* **GIVEN REQUEST**
Swap every "menu-divider" in the region boundary data below for "menu-separator", and change nothing else.

* **Region boundary data**
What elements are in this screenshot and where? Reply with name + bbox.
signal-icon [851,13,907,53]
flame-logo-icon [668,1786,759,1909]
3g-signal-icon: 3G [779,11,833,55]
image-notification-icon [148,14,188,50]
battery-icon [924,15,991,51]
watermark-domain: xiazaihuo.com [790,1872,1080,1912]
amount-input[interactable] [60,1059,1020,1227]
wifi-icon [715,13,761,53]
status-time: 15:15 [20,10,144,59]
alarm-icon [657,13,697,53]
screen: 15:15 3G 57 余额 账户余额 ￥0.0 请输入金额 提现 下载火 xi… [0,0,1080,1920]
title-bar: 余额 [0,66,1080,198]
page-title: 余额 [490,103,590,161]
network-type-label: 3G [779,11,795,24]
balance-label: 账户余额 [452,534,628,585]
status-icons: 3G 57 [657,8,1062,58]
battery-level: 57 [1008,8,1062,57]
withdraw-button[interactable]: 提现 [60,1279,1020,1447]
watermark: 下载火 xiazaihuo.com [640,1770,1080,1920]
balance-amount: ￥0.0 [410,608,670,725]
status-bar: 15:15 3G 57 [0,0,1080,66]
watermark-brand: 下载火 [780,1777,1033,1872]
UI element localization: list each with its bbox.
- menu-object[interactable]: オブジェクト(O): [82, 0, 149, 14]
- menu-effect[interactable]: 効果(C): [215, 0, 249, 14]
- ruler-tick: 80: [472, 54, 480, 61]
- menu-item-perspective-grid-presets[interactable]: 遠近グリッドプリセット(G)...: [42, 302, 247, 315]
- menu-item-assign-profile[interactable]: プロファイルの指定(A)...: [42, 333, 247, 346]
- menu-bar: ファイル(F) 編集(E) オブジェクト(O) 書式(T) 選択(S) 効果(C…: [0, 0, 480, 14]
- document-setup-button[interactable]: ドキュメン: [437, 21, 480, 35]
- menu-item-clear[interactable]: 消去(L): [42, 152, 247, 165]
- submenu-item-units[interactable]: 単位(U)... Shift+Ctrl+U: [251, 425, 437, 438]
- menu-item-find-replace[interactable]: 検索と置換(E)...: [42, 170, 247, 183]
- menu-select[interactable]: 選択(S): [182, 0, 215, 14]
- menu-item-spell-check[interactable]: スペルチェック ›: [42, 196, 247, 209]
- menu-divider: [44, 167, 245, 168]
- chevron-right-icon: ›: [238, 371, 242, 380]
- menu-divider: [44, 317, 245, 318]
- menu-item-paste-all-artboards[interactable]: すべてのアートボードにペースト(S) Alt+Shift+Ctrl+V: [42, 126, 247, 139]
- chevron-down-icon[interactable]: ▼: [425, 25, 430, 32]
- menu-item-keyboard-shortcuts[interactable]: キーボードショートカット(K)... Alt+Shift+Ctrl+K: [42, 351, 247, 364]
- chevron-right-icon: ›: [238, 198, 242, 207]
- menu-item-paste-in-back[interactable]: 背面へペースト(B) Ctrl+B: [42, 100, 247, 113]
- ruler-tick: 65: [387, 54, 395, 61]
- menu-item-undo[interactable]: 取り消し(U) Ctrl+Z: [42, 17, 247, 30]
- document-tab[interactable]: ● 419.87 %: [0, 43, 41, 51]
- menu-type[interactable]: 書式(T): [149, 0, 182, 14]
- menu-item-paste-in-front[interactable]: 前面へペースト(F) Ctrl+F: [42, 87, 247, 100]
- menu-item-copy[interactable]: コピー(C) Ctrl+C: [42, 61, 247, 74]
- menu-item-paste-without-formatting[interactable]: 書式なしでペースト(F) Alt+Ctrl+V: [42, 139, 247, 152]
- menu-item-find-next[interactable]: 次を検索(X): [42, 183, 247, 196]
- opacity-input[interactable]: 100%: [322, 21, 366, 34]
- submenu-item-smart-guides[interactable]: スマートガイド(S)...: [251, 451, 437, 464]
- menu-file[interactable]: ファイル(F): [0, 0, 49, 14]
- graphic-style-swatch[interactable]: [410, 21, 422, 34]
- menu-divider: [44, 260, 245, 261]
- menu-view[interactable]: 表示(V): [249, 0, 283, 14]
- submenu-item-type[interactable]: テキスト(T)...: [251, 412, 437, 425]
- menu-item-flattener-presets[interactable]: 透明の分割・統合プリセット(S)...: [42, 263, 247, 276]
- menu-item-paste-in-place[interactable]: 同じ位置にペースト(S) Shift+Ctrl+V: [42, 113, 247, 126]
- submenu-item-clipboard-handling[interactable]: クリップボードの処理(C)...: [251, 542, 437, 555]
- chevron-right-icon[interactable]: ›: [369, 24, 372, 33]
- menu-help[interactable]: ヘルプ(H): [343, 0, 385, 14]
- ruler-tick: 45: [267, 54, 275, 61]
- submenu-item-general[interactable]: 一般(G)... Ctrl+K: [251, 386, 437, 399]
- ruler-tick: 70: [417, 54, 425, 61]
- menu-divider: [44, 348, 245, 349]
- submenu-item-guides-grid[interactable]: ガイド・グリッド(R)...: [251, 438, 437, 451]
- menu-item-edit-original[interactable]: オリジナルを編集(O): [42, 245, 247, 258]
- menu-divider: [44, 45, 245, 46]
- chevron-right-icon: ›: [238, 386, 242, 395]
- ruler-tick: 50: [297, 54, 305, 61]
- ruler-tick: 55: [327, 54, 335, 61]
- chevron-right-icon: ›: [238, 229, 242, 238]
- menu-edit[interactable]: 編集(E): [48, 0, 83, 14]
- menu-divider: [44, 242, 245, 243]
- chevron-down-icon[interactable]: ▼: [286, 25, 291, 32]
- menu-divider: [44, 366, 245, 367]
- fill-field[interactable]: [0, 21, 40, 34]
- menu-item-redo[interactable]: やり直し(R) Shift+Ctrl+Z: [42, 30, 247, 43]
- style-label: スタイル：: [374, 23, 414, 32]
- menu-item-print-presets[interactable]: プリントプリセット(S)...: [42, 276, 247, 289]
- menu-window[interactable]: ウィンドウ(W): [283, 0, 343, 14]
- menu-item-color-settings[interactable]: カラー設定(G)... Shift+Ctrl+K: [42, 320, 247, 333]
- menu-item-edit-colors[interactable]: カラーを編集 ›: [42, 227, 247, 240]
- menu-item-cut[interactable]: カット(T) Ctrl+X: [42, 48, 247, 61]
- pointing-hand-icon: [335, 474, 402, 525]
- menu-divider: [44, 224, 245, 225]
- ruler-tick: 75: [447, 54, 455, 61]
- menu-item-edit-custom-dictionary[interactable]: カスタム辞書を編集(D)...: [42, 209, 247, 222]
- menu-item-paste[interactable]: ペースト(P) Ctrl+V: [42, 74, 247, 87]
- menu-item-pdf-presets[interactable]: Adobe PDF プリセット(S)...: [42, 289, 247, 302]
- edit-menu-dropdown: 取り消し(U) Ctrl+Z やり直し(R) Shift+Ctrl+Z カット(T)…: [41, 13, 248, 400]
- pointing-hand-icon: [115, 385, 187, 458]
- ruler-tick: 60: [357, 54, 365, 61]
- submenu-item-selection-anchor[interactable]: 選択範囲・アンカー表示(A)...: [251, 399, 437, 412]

* **ANSWER BELOW**
What elements are in this screenshot and where? Reply with name + bbox.
signal-icon [851,13,907,53]
flame-logo-icon [668,1786,759,1909]
3g-signal-icon: 3G [779,11,833,55]
image-notification-icon [148,14,188,50]
battery-icon [924,15,991,51]
watermark-domain: xiazaihuo.com [790,1872,1080,1912]
amount-input[interactable] [60,1059,1020,1227]
wifi-icon [715,13,761,53]
status-time: 15:15 [20,10,144,59]
alarm-icon [657,13,697,53]
screen: 15:15 3G 57 余额 账户余额 ￥0.0 请输入金额 提现 下载火 xi… [0,0,1080,1920]
title-bar: 余额 [0,66,1080,198]
page-title: 余额 [490,103,590,161]
network-type-label: 3G [779,11,795,24]
balance-label: 账户余额 [452,534,628,585]
status-icons: 3G 57 [657,8,1062,58]
battery-level: 57 [1008,8,1062,57]
withdraw-button[interactable]: 提现 [60,1279,1020,1447]
watermark: 下载火 xiazaihuo.com [640,1770,1080,1920]
balance-amount: ￥0.0 [410,608,670,725]
status-bar: 15:15 3G 57 [0,0,1080,66]
watermark-brand: 下载火 [780,1777,1033,1872]
UI element localization: list each with its bbox.
- menu-object[interactable]: オブジェクト(O): [82, 0, 149, 14]
- menu-effect[interactable]: 効果(C): [215, 0, 249, 14]
- ruler-tick: 80: [472, 54, 480, 61]
- menu-item-perspective-grid-presets[interactable]: 遠近グリッドプリセット(G)...: [42, 302, 247, 315]
- menu-item-assign-profile[interactable]: プロファイルの指定(A)...: [42, 333, 247, 346]
- menu-bar: ファイル(F) 編集(E) オブジェクト(O) 書式(T) 選択(S) 効果(C…: [0, 0, 480, 14]
- document-setup-button[interactable]: ドキュメン: [437, 21, 480, 35]
- menu-item-clear[interactable]: 消去(L): [42, 152, 247, 165]
- submenu-item-units[interactable]: 単位(U)... Shift+Ctrl+U: [251, 425, 437, 438]
- menu-item-find-replace[interactable]: 検索と置換(E)...: [42, 170, 247, 183]
- menu-select[interactable]: 選択(S): [182, 0, 215, 14]
- menu-item-spell-check[interactable]: スペルチェック ›: [42, 196, 247, 209]
- menu-separator: [44, 167, 245, 168]
- chevron-right-icon: ›: [238, 371, 242, 380]
- menu-separator: [44, 317, 245, 318]
- menu-item-paste-all-artboards[interactable]: すべてのアートボードにペースト(S) Alt+Shift+Ctrl+V: [42, 126, 247, 139]
- chevron-down-icon[interactable]: ▼: [425, 25, 430, 32]
- menu-item-keyboard-shortcuts[interactable]: キーボードショートカット(K)... Alt+Shift+Ctrl+K: [42, 351, 247, 364]
- chevron-right-icon: ›: [238, 198, 242, 207]
- menu-item-paste-in-back[interactable]: 背面へペースト(B) Ctrl+B: [42, 100, 247, 113]
- ruler-tick: 65: [387, 54, 395, 61]
- menu-item-undo[interactable]: 取り消し(U) Ctrl+Z: [42, 17, 247, 30]
- document-tab[interactable]: ● 419.87 %: [0, 43, 41, 51]
- menu-type[interactable]: 書式(T): [149, 0, 182, 14]
- menu-item-paste-in-front[interactable]: 前面へペースト(F) Ctrl+F: [42, 87, 247, 100]
- menu-item-copy[interactable]: コピー(C) Ctrl+C: [42, 61, 247, 74]
- menu-item-paste-without-formatting[interactable]: 書式なしでペースト(F) Alt+Ctrl+V: [42, 139, 247, 152]
- menu-item-find-next[interactable]: 次を検索(X): [42, 183, 247, 196]
- opacity-input[interactable]: 100%: [322, 21, 366, 34]
- submenu-item-smart-guides[interactable]: スマートガイド(S)...: [251, 451, 437, 464]
- menu-file[interactable]: ファイル(F): [0, 0, 49, 14]
- graphic-style-swatch[interactable]: [410, 21, 422, 34]
- menu-separator: [44, 260, 245, 261]
- menu-view[interactable]: 表示(V): [249, 0, 283, 14]
- submenu-item-type[interactable]: テキスト(T)...: [251, 412, 437, 425]
- menu-item-flattener-presets[interactable]: 透明の分割・統合プリセット(S)...: [42, 263, 247, 276]
- menu-item-paste-in-place[interactable]: 同じ位置にペースト(S) Shift+Ctrl+V: [42, 113, 247, 126]
- submenu-item-clipboard-handling[interactable]: クリップボードの処理(C)...: [251, 542, 437, 555]
- chevron-right-icon[interactable]: ›: [369, 24, 372, 33]
- menu-help[interactable]: ヘルプ(H): [343, 0, 385, 14]
- ruler-tick: 45: [267, 54, 275, 61]
- submenu-item-general[interactable]: 一般(G)... Ctrl+K: [251, 386, 437, 399]
- ruler-tick: 70: [417, 54, 425, 61]
- menu-separator: [44, 348, 245, 349]
- submenu-item-guides-grid[interactable]: ガイド・グリッド(R)...: [251, 438, 437, 451]
- menu-item-edit-original[interactable]: オリジナルを編集(O): [42, 245, 247, 258]
- menu-separator: [44, 45, 245, 46]
- chevron-right-icon: ›: [238, 386, 242, 395]
- ruler-tick: 50: [297, 54, 305, 61]
- ruler-tick: 55: [327, 54, 335, 61]
- chevron-right-icon: ›: [238, 229, 242, 238]
- menu-edit[interactable]: 編集(E): [48, 0, 83, 14]
- menu-separator: [44, 242, 245, 243]
- chevron-down-icon[interactable]: ▼: [286, 25, 291, 32]
- menu-separator: [44, 366, 245, 367]
- fill-field[interactable]: [0, 21, 40, 34]
- menu-item-redo[interactable]: やり直し(R) Shift+Ctrl+Z: [42, 30, 247, 43]
- style-label: スタイル：: [374, 23, 414, 32]
- menu-item-print-presets[interactable]: プリントプリセット(S)...: [42, 276, 247, 289]
- menu-window[interactable]: ウィンドウ(W): [283, 0, 343, 14]
- menu-item-color-settings[interactable]: カラー設定(G)... Shift+Ctrl+K: [42, 320, 247, 333]
- menu-item-edit-colors[interactable]: カラーを編集 ›: [42, 227, 247, 240]
- menu-item-cut[interactable]: カット(T) Ctrl+X: [42, 48, 247, 61]
- pointing-hand-icon: [335, 474, 402, 525]
- menu-separator: [44, 224, 245, 225]
- ruler-tick: 75: [447, 54, 455, 61]
- menu-item-edit-custom-dictionary[interactable]: カスタム辞書を編集(D)...: [42, 209, 247, 222]
- menu-item-paste[interactable]: ペースト(P) Ctrl+V: [42, 74, 247, 87]
- menu-item-pdf-presets[interactable]: Adobe PDF プリセット(S)...: [42, 289, 247, 302]
- edit-menu-dropdown: 取り消し(U) Ctrl+Z やり直し(R) Shift+Ctrl+Z カット(T)…: [41, 13, 248, 400]
- pointing-hand-icon: [115, 385, 187, 458]
- ruler-tick: 60: [357, 54, 365, 61]
- submenu-item-selection-anchor[interactable]: 選択範囲・アンカー表示(A)...: [251, 399, 437, 412]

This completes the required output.